◆ EXERCISE GOAL
Pick every line from the data that holds the word "Reward".

◆ DATA LISTING
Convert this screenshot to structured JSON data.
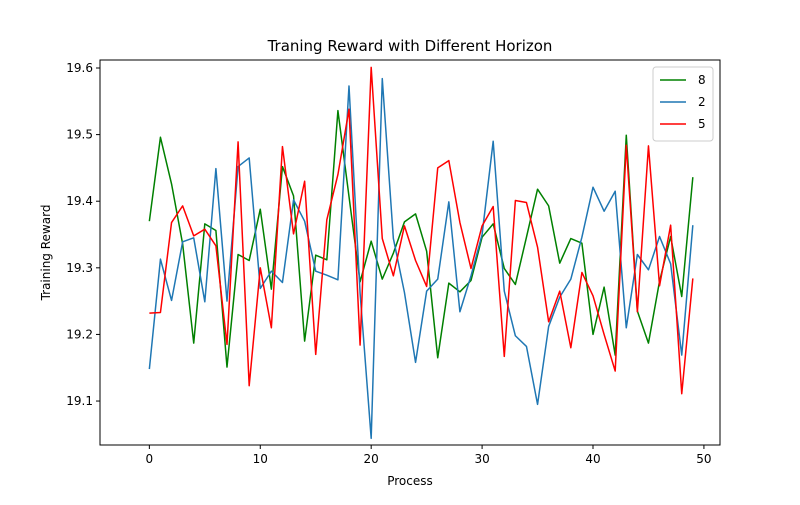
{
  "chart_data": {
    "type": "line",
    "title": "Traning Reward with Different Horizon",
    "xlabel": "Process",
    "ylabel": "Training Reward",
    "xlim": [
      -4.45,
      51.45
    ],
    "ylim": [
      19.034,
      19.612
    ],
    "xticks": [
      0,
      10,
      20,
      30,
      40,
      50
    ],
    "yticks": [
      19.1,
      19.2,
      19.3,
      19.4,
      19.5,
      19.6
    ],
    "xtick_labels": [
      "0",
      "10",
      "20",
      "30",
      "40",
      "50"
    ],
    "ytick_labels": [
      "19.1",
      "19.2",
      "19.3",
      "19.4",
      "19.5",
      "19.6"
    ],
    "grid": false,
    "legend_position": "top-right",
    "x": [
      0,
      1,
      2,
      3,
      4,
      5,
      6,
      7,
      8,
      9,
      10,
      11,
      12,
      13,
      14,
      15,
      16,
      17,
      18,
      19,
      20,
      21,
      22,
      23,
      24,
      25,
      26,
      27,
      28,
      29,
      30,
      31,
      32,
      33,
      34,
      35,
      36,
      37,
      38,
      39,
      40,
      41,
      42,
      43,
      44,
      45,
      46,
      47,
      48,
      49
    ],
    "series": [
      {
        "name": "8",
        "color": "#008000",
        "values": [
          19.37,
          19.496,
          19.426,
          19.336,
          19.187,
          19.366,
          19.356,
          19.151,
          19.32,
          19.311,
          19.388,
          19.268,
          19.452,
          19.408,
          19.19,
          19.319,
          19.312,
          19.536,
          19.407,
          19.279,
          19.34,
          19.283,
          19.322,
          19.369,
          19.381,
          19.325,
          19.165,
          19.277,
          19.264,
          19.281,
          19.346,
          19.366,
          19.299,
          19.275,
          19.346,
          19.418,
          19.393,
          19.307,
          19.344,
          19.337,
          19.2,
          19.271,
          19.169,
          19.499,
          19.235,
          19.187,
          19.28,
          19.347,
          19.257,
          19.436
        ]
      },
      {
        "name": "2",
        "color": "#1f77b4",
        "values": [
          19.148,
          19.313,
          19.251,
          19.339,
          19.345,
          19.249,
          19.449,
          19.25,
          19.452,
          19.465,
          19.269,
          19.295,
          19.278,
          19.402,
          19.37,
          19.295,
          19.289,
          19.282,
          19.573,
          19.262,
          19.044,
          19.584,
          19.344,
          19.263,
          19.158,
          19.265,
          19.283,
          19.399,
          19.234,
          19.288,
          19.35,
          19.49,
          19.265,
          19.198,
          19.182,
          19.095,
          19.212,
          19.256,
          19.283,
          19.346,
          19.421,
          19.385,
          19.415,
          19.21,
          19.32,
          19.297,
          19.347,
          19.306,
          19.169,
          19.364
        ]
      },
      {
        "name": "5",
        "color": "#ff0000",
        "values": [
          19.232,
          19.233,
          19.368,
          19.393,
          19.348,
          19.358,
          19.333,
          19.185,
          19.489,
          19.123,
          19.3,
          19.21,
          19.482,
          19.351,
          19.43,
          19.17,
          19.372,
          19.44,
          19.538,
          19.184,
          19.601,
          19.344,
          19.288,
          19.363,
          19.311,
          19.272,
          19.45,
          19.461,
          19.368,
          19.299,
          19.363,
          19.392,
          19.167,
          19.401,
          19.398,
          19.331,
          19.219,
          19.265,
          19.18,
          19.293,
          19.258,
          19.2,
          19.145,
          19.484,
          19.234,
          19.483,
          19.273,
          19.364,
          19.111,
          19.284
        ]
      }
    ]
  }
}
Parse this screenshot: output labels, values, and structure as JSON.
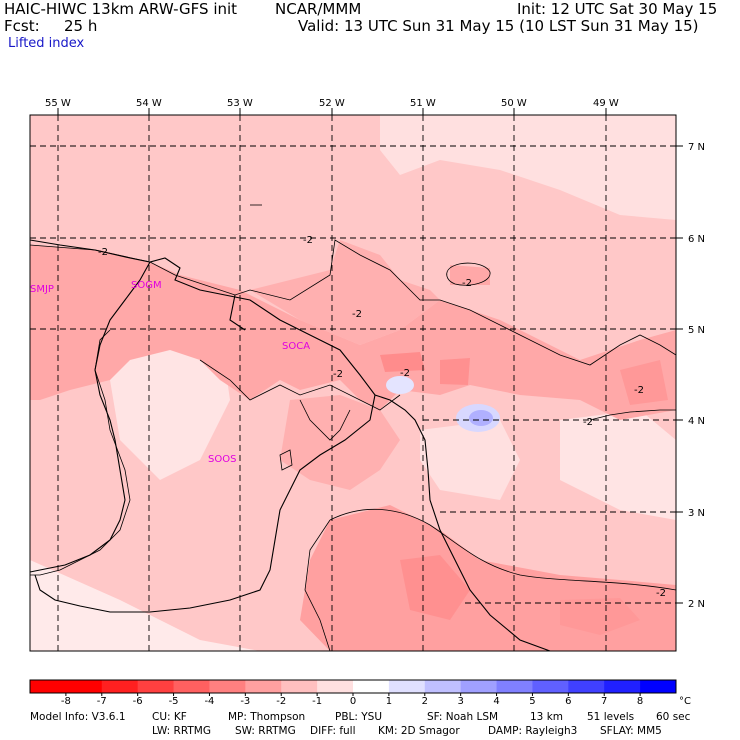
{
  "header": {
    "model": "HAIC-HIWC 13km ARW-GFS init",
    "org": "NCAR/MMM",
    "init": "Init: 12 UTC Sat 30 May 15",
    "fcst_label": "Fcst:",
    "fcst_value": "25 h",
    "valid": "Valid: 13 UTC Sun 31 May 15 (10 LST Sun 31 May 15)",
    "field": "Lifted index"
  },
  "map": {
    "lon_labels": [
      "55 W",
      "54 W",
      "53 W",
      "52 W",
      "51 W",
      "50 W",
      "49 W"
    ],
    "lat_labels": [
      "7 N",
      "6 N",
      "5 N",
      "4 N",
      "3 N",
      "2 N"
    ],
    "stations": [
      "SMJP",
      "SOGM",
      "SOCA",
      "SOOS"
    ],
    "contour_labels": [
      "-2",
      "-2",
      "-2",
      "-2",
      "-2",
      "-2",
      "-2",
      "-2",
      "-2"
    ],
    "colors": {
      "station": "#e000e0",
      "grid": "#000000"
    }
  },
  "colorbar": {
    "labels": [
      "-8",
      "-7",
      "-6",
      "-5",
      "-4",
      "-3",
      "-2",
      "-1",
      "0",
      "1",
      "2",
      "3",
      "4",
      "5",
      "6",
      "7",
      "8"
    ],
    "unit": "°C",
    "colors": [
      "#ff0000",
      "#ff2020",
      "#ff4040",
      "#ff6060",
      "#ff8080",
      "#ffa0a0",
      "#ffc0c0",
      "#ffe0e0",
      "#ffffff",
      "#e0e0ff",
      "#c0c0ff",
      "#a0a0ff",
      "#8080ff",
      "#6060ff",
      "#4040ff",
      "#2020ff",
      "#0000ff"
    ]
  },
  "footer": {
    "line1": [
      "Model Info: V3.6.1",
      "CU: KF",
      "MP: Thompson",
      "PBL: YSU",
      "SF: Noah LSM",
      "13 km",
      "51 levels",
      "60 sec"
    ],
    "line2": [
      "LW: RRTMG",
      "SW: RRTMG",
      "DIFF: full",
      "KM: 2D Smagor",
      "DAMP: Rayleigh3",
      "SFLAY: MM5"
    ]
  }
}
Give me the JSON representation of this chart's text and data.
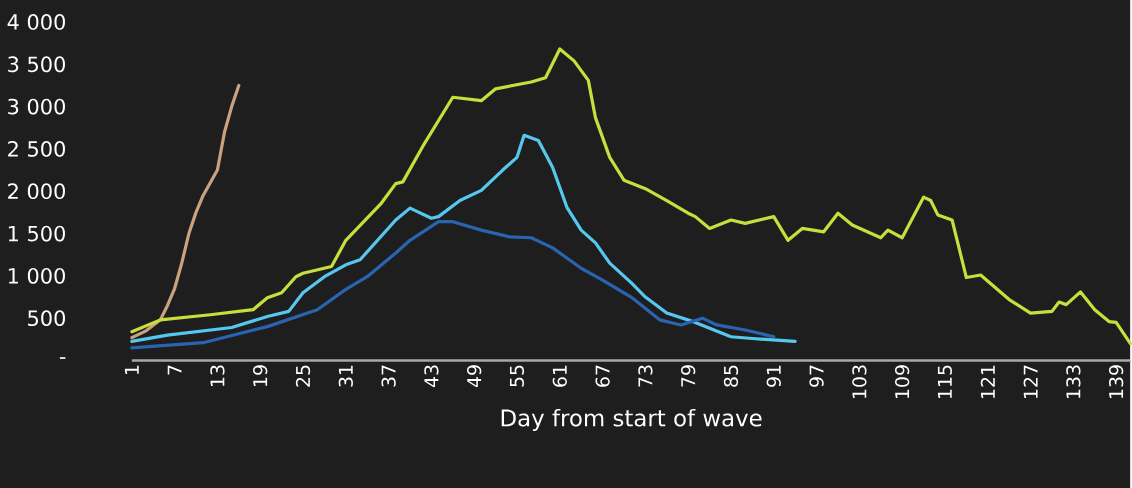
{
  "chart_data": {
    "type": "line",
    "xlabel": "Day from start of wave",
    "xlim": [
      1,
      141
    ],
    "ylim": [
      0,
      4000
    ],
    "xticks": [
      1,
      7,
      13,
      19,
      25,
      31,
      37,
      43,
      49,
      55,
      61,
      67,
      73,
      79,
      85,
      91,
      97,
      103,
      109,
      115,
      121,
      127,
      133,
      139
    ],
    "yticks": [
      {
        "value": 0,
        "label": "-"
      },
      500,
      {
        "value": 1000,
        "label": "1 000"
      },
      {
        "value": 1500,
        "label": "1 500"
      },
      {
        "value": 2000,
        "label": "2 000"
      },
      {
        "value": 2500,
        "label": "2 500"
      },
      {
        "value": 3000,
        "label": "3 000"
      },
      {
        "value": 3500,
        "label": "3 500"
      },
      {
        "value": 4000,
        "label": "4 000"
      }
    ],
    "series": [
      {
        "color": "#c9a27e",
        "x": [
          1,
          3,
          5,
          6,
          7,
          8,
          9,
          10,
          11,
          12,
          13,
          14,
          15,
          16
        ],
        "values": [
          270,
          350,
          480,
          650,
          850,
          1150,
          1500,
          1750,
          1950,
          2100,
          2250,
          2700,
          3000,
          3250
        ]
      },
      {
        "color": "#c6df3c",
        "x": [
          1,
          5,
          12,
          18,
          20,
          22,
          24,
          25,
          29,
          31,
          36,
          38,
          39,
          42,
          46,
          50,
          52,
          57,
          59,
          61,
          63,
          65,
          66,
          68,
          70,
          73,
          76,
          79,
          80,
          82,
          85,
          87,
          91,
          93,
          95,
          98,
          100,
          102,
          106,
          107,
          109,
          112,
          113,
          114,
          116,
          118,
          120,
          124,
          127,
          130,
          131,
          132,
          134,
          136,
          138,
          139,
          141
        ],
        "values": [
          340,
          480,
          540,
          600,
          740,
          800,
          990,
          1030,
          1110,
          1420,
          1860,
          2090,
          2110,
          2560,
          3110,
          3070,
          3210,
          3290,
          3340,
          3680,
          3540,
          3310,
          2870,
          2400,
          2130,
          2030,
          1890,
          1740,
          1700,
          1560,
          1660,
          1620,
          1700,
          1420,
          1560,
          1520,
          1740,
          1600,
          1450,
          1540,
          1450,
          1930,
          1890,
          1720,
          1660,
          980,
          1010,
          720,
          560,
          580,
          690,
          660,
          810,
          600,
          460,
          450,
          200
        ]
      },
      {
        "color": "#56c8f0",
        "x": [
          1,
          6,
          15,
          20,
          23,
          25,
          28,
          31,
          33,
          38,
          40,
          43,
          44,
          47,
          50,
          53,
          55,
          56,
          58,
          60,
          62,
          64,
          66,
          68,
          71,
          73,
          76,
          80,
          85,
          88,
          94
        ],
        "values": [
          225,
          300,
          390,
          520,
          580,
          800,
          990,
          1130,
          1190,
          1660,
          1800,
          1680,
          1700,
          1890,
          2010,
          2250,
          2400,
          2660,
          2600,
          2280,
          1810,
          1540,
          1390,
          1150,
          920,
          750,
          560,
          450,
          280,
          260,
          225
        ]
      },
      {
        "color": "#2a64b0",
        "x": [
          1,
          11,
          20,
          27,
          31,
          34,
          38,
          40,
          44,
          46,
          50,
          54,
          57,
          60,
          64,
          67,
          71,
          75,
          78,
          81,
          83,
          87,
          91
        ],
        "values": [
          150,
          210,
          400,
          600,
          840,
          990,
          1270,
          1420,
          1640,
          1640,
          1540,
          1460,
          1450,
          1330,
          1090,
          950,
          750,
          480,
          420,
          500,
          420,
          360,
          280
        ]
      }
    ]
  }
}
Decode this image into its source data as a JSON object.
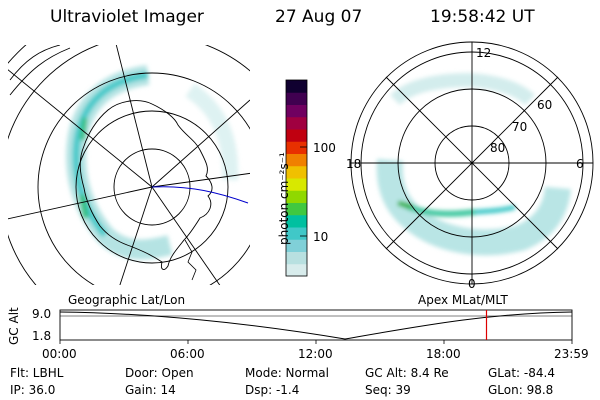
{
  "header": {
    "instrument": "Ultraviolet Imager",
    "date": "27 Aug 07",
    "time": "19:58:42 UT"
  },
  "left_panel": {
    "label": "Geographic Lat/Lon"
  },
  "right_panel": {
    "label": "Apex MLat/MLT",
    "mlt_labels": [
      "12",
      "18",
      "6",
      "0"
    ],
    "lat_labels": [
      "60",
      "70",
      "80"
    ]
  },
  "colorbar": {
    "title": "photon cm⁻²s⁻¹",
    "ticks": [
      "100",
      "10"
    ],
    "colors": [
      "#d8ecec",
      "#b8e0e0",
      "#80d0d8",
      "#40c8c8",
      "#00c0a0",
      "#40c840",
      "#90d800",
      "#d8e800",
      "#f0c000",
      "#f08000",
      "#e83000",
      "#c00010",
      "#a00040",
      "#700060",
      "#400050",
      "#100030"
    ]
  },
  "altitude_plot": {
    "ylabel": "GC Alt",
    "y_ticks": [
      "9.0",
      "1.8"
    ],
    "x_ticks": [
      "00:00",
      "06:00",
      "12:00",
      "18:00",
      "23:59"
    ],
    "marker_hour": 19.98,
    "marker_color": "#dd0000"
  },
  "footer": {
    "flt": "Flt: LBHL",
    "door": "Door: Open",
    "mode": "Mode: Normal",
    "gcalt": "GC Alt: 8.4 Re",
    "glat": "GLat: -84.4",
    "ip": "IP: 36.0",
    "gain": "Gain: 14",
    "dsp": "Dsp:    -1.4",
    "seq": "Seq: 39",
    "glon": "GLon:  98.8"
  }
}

◆ TASK RESULT
    "title": "Traning Reward with Different Horizon",
    "ylabel": "Training Reward",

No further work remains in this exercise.